# The input
------------

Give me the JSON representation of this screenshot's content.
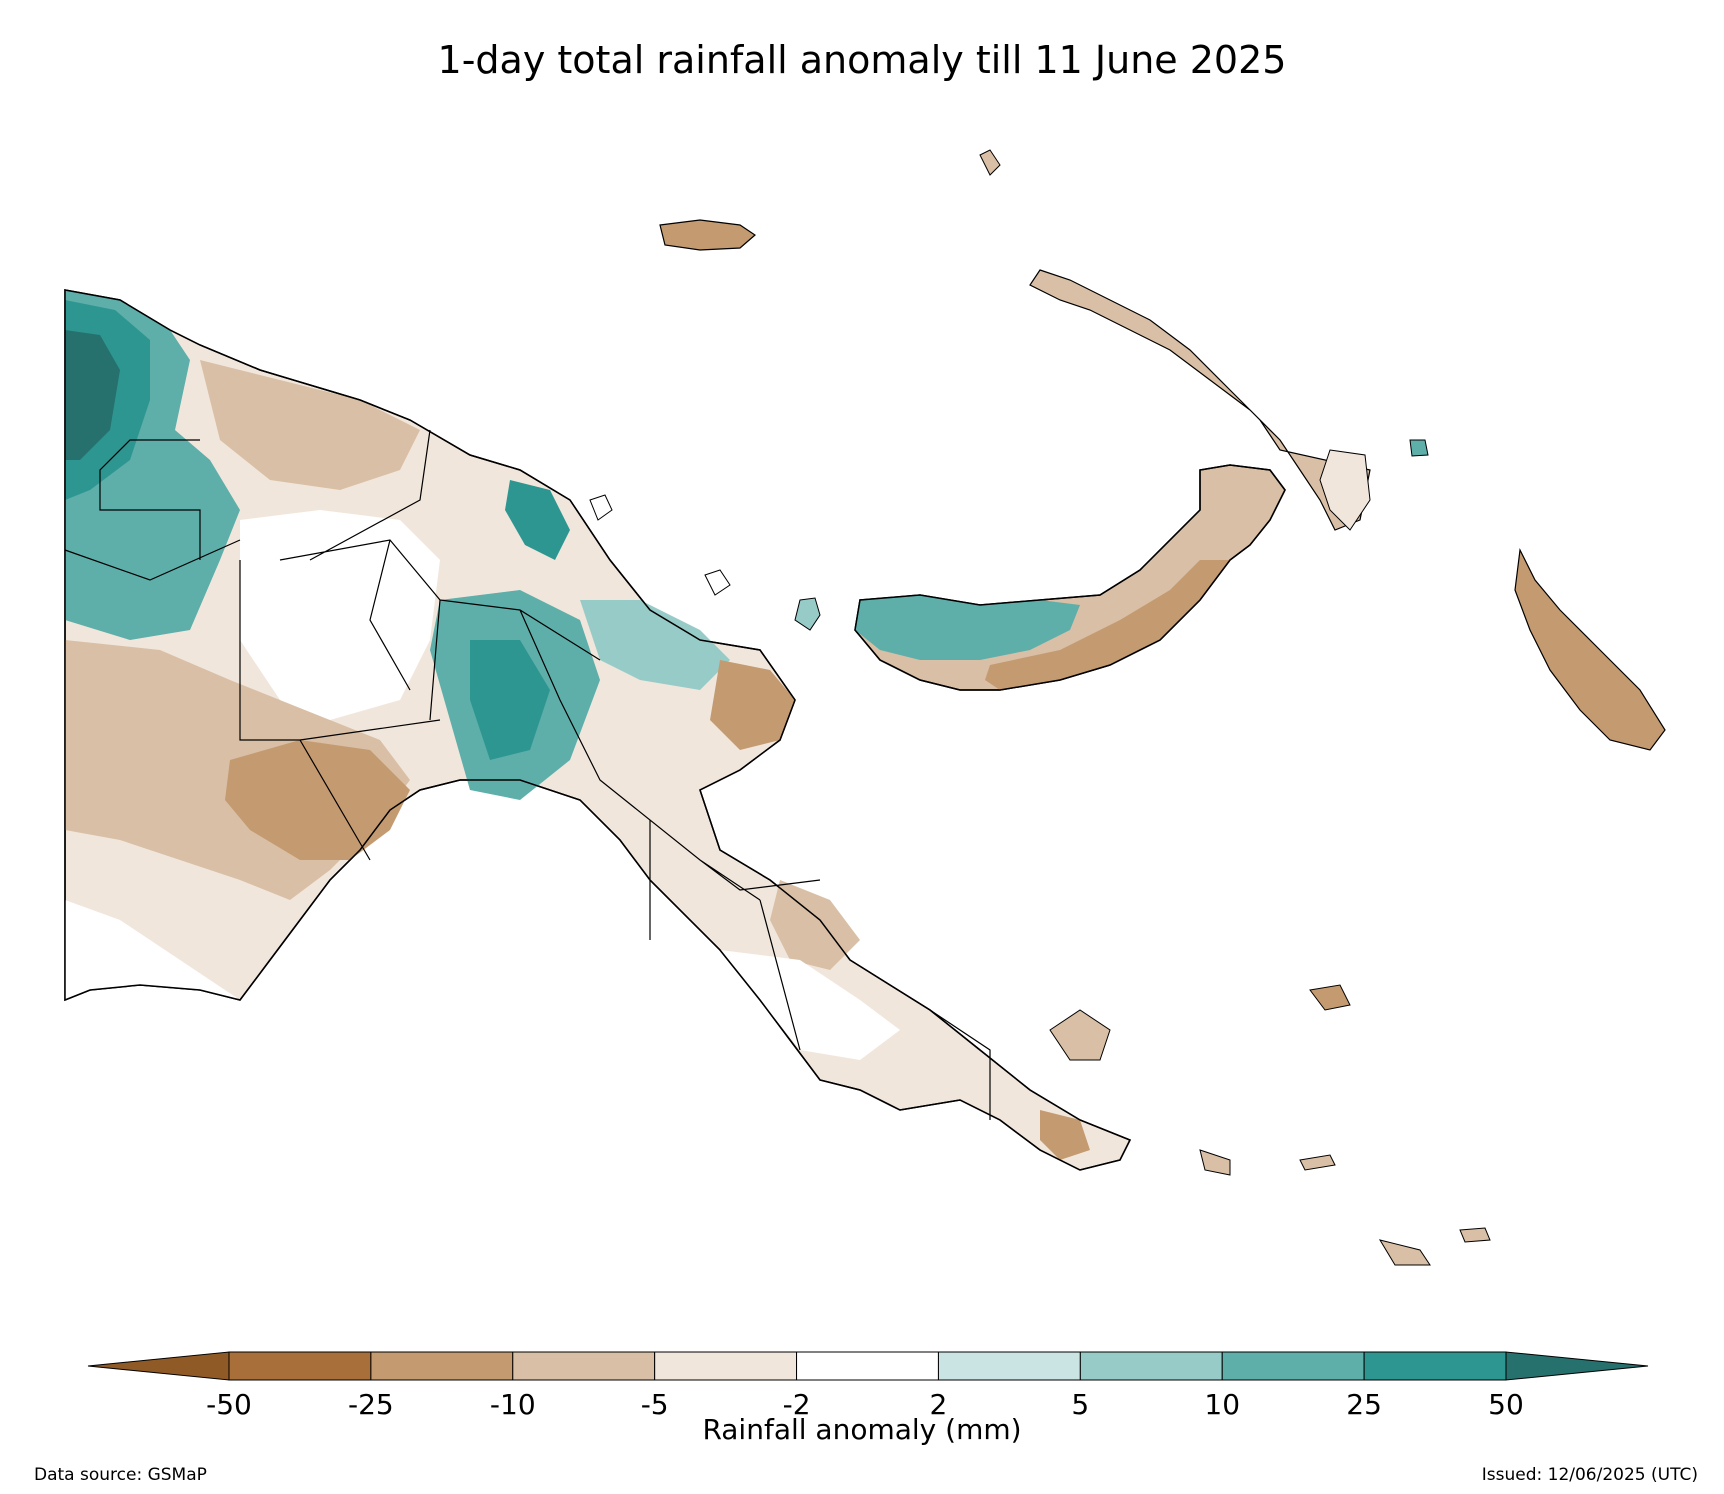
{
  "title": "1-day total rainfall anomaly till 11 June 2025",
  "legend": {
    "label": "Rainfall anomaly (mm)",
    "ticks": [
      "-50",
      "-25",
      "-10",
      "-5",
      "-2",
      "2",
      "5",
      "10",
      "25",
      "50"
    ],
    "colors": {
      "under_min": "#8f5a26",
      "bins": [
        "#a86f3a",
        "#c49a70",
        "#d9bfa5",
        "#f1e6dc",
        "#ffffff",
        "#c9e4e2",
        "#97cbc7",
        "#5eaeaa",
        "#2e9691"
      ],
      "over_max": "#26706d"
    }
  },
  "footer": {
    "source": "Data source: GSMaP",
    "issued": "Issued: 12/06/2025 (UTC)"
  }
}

------------

# Short problem
Copy every record above exactly as written, but leave out the pictures.

# Task response
Give me the JSON representation of this screenshot's content.
{
  "title": "1-day total rainfall anomaly till 11 June 2025",
  "legend": {
    "label": "Rainfall anomaly (mm)",
    "ticks": [
      "-50",
      "-25",
      "-10",
      "-5",
      "-2",
      "2",
      "5",
      "10",
      "25",
      "50"
    ],
    "colors": {
      "under_min": "#8f5a26",
      "bins": [
        "#a86f3a",
        "#c49a70",
        "#d9bfa5",
        "#f1e6dc",
        "#ffffff",
        "#c9e4e2",
        "#97cbc7",
        "#5eaeaa",
        "#2e9691"
      ],
      "over_max": "#26706d"
    }
  },
  "footer": {
    "source": "Data source: GSMaP",
    "issued": "Issued: 12/06/2025 (UTC)"
  }
}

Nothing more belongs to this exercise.